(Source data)
++++++++++++++++++++

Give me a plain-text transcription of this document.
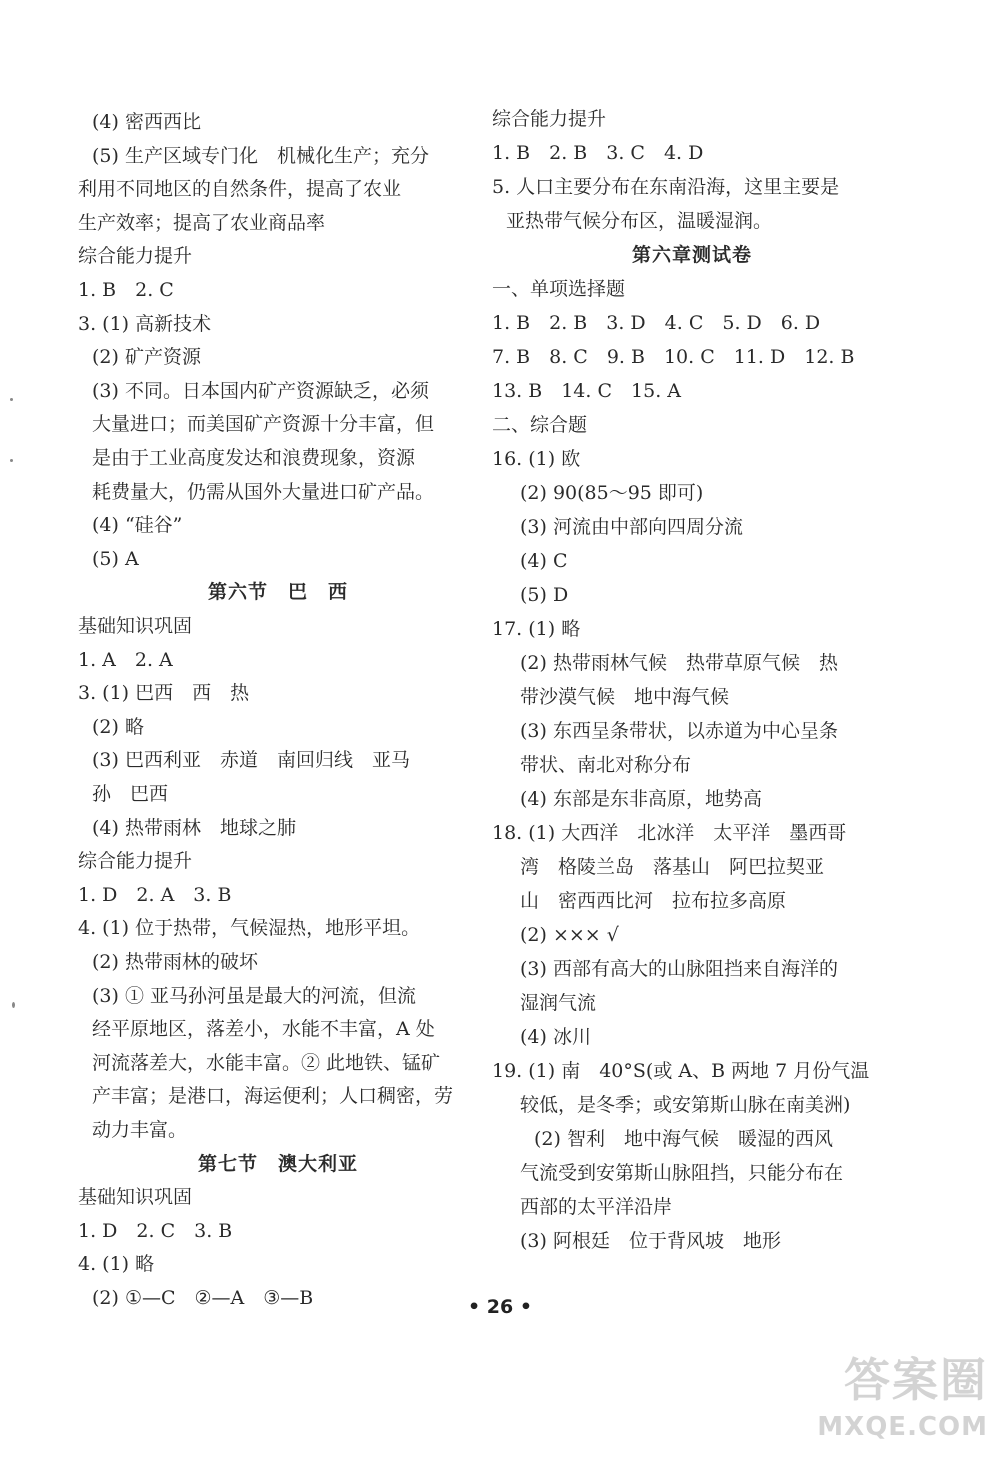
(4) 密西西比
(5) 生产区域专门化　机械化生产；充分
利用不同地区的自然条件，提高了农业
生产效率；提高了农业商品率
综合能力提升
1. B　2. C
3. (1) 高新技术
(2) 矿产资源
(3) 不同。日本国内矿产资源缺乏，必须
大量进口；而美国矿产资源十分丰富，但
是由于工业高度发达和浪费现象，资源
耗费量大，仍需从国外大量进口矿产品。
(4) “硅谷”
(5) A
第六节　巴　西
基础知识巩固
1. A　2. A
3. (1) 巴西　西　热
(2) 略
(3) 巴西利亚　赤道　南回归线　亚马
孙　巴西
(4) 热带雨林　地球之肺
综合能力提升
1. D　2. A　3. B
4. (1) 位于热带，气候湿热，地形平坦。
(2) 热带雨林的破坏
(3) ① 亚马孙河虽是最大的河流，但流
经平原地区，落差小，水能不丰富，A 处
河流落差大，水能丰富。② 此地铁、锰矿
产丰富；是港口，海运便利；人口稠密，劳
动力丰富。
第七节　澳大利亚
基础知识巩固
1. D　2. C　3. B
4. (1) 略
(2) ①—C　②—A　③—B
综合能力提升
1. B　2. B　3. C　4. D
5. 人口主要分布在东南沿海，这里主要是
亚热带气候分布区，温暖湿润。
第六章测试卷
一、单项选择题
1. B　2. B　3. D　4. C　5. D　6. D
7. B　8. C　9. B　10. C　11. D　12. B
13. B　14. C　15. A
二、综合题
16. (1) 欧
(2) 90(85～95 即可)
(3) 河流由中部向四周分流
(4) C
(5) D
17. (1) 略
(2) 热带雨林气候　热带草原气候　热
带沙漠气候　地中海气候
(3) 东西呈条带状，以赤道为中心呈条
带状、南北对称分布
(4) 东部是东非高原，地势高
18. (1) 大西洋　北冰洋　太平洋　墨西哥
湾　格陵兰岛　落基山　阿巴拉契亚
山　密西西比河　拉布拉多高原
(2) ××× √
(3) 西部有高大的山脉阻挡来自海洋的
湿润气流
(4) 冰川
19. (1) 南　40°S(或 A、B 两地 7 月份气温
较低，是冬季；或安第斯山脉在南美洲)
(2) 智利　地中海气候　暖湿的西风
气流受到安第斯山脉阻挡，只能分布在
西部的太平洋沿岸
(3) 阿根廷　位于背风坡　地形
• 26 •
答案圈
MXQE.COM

++++++++++++++++++++

**EXERCISE DETAILS:** Copy each line above precisely, dropping the pictures.

**CORRECT OUTPUT:**
Give me a plain-text transcription of this document.
(4) 密西西比
(5) 生产区域专门化　机械化生产；充分
利用不同地区的自然条件，提高了农业
生产效率；提高了农业商品率
综合能力提升
1. B　2. C
3. (1) 高新技术
(2) 矿产资源
(3) 不同。日本国内矿产资源缺乏，必须
大量进口；而美国矿产资源十分丰富，但
是由于工业高度发达和浪费现象，资源
耗费量大，仍需从国外大量进口矿产品。
(4) “硅谷”
(5) A
第六节　巴　西
基础知识巩固
1. A　2. A
3. (1) 巴西　西　热
(2) 略
(3) 巴西利亚　赤道　南回归线　亚马
孙　巴西
(4) 热带雨林　地球之肺
综合能力提升
1. D　2. A　3. B
4. (1) 位于热带，气候湿热，地形平坦。
(2) 热带雨林的破坏
(3) ① 亚马孙河虽是最大的河流，但流
经平原地区，落差小，水能不丰富，A 处
河流落差大，水能丰富。② 此地铁、锰矿
产丰富；是港口，海运便利；人口稠密，劳
动力丰富。
第七节　澳大利亚
基础知识巩固
1. D　2. C　3. B
4. (1) 略
(2) ①—C　②—A　③—B
综合能力提升
1. B　2. B　3. C　4. D
5. 人口主要分布在东南沿海，这里主要是
亚热带气候分布区，温暖湿润。
第六章测试卷
一、单项选择题
1. B　2. B　3. D　4. C　5. D　6. D
7. B　8. C　9. B　10. C　11. D　12. B
13. B　14. C　15. A
二、综合题
16. (1) 欧
(2) 90(85～95 即可)
(3) 河流由中部向四周分流
(4) C
(5) D
17. (1) 略
(2) 热带雨林气候　热带草原气候　热
带沙漠气候　地中海气候
(3) 东西呈条带状，以赤道为中心呈条
带状、南北对称分布
(4) 东部是东非高原，地势高
18. (1) 大西洋　北冰洋　太平洋　墨西哥
湾　格陵兰岛　落基山　阿巴拉契亚
山　密西西比河　拉布拉多高原
(2) ××× √
(3) 西部有高大的山脉阻挡来自海洋的
湿润气流
(4) 冰川
19. (1) 南　40°S(或 A、B 两地 7 月份气温
较低，是冬季；或安第斯山脉在南美洲)
(2) 智利　地中海气候　暖湿的西风
气流受到安第斯山脉阻挡，只能分布在
西部的太平洋沿岸
(3) 阿根廷　位于背风坡　地形
• 26 •
答案圈
MXQE.COM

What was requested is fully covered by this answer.